## PROBLEM TO SOLVE:
Search the material for the string "JSON", then return every line where it is found.

## PROVIDED INFORMATION:
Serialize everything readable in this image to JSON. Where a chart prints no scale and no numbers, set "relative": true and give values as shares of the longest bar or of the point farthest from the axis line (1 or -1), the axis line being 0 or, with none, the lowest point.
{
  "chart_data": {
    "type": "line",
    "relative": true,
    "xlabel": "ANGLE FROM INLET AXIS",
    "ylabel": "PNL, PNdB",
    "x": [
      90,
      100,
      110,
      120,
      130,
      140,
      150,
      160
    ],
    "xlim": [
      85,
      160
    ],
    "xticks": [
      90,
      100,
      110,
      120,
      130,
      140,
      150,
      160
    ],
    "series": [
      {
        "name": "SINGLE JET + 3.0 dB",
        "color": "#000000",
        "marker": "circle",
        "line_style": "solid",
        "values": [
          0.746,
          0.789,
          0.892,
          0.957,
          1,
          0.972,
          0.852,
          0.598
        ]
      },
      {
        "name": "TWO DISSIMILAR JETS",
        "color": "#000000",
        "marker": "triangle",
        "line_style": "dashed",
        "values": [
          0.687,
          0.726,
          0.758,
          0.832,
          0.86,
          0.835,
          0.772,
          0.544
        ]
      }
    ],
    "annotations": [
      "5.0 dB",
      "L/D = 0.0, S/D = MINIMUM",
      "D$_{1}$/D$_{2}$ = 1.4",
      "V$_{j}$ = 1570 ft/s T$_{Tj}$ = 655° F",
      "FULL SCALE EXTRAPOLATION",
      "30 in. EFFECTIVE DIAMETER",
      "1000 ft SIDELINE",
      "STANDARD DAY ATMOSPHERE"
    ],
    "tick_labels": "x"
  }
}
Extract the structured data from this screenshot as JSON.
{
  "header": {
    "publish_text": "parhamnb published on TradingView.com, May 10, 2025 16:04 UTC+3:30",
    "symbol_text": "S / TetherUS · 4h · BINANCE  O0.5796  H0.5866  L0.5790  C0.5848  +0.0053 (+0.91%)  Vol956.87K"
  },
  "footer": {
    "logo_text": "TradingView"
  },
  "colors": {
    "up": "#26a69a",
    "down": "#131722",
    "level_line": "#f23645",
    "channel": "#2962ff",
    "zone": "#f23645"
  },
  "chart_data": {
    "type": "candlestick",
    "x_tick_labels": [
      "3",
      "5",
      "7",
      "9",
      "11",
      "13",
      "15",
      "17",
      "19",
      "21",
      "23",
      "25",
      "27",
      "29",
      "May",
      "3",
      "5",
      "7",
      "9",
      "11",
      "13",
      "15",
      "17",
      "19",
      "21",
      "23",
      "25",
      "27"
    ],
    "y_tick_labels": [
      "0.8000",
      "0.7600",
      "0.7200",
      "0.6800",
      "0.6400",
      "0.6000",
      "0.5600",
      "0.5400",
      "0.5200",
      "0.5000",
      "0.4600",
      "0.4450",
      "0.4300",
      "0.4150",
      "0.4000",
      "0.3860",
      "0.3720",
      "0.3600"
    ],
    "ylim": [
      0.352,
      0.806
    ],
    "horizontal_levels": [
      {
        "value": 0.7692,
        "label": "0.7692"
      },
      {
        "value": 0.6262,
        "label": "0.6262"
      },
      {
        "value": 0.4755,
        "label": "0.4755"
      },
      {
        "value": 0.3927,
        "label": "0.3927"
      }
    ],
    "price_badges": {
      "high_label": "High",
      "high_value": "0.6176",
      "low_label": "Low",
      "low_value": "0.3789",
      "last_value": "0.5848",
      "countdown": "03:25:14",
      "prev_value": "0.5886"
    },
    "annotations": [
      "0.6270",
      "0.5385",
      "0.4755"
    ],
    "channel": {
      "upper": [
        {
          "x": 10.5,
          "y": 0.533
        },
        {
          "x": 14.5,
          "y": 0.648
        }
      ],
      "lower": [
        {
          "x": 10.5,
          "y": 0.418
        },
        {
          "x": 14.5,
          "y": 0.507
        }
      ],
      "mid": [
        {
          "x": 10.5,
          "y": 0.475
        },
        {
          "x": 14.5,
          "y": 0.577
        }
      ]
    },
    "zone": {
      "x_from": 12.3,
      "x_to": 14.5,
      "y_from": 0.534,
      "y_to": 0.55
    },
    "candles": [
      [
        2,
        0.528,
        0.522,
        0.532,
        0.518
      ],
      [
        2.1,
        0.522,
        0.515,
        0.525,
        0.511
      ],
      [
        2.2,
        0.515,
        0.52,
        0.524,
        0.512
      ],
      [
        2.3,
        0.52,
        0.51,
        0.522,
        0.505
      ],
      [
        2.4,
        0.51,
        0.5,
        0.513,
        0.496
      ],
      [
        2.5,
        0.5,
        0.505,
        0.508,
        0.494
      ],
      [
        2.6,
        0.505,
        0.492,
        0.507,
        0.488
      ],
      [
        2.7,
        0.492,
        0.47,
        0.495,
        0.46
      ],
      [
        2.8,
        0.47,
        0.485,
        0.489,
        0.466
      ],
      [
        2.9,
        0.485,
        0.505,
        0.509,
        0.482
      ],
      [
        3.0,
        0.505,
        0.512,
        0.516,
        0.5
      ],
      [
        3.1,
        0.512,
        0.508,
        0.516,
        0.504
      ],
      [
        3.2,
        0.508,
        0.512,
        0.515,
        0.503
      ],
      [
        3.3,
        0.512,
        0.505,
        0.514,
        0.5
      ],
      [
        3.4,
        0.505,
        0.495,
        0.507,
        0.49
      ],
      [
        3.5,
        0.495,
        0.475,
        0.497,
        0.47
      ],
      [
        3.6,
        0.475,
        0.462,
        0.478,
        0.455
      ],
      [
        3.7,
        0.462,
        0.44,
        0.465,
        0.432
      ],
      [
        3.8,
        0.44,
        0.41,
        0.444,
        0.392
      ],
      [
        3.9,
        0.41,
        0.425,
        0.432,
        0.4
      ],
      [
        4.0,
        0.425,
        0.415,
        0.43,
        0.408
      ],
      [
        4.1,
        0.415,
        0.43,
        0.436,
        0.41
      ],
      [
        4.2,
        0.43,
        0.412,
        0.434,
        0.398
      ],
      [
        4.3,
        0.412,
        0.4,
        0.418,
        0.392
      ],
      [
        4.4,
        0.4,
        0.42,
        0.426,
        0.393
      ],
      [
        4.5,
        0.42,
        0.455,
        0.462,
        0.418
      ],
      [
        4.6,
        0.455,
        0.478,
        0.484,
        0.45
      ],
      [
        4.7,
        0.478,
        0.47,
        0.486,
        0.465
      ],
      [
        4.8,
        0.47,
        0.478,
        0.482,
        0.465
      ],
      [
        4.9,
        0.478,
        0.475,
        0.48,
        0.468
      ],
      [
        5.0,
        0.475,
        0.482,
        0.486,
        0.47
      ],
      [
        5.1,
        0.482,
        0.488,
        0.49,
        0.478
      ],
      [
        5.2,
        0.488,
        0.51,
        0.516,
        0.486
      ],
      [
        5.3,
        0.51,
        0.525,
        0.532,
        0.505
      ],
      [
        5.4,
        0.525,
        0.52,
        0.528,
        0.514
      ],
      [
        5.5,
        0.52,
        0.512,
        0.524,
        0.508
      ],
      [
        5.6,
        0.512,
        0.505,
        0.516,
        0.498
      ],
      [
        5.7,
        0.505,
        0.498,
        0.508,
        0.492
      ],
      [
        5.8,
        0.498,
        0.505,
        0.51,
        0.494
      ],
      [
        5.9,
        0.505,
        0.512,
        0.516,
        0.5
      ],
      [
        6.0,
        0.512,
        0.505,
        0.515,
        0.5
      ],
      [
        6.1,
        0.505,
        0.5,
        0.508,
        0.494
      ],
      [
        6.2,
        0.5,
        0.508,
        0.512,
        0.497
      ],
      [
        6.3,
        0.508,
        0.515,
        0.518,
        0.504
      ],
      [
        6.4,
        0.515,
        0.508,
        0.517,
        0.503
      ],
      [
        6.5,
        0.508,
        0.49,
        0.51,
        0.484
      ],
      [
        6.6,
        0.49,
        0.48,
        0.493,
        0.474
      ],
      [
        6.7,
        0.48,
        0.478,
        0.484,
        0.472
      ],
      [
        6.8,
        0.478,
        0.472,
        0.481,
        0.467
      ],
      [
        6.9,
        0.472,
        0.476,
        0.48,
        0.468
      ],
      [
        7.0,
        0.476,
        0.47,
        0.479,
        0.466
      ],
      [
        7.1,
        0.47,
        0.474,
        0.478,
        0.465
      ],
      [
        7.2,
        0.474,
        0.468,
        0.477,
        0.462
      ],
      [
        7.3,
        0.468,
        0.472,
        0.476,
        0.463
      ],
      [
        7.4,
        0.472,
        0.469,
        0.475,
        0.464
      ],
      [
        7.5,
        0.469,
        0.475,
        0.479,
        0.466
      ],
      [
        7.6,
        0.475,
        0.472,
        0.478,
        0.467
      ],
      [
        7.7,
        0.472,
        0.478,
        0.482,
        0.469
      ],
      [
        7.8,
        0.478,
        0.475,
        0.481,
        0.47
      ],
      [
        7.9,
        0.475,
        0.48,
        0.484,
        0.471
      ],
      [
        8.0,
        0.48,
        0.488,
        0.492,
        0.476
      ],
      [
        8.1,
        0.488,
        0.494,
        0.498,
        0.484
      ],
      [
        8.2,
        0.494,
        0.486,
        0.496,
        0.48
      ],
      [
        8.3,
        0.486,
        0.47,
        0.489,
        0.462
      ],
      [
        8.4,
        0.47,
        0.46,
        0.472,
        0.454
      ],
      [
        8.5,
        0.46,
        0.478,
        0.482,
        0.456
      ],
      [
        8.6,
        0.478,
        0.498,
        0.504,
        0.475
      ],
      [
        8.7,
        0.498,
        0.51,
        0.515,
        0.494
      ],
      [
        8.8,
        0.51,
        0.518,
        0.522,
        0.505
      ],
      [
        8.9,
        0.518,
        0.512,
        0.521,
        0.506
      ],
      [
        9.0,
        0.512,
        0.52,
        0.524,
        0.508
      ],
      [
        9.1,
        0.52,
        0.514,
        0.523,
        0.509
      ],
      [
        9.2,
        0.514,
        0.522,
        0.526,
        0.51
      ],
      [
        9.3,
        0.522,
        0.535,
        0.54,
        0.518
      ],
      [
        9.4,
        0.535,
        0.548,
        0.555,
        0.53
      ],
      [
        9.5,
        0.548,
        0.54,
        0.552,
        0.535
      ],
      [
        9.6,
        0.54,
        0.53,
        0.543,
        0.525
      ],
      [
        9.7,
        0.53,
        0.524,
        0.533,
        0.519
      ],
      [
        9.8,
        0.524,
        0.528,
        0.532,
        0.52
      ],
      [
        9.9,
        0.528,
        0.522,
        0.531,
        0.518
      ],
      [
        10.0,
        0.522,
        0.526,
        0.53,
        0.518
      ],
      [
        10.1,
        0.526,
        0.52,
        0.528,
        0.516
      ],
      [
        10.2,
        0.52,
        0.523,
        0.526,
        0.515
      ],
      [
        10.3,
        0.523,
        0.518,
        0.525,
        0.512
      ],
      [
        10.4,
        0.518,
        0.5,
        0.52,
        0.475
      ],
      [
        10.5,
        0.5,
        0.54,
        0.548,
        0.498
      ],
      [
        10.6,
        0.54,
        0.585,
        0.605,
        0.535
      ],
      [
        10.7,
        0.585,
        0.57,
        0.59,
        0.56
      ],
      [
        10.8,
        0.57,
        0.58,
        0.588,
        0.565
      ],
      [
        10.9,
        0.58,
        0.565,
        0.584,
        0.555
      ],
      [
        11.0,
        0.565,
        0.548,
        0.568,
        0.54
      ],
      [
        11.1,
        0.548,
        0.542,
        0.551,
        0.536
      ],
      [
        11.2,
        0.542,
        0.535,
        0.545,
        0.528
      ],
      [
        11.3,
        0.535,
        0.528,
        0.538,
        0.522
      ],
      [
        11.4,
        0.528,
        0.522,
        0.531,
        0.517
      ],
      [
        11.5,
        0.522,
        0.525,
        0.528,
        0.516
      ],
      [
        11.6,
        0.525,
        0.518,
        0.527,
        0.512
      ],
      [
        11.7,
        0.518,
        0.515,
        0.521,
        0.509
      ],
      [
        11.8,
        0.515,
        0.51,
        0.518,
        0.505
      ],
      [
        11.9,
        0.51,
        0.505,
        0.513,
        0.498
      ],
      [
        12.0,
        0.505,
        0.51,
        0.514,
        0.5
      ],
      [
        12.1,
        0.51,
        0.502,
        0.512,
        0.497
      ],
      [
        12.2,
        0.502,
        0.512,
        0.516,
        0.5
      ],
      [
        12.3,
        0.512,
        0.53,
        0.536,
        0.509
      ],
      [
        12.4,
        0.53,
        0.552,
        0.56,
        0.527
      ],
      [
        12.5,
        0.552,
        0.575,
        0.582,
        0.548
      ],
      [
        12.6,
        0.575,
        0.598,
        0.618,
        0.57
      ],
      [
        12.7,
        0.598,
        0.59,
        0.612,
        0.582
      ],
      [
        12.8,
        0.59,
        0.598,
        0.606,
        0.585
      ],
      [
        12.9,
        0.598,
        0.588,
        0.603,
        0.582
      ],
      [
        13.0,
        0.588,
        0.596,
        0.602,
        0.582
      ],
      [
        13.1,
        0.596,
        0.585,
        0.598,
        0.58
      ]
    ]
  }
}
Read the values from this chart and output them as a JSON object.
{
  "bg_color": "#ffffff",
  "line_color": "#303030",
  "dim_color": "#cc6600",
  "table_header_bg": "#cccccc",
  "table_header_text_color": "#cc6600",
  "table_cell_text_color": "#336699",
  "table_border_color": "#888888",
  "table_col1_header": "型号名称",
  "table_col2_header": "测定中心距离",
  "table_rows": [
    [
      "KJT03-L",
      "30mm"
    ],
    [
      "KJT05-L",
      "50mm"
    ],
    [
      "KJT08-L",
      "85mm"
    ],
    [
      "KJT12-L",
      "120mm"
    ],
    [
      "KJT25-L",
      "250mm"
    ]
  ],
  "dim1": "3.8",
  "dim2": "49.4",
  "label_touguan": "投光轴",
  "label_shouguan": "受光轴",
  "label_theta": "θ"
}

## OUTPUT OF THE EXERCISE:
Serialize everything readable in this image to JSON. Where a chart prints no scale and no numbers, set "relative": true and give values as shares of the longest bar or of the point farthest from the axis line (1 or -1), the axis line being 0 or, with none, the lowest point.
Extract the structured data from this screenshot as JSON.
Read the values from this chart and output them as a JSON object.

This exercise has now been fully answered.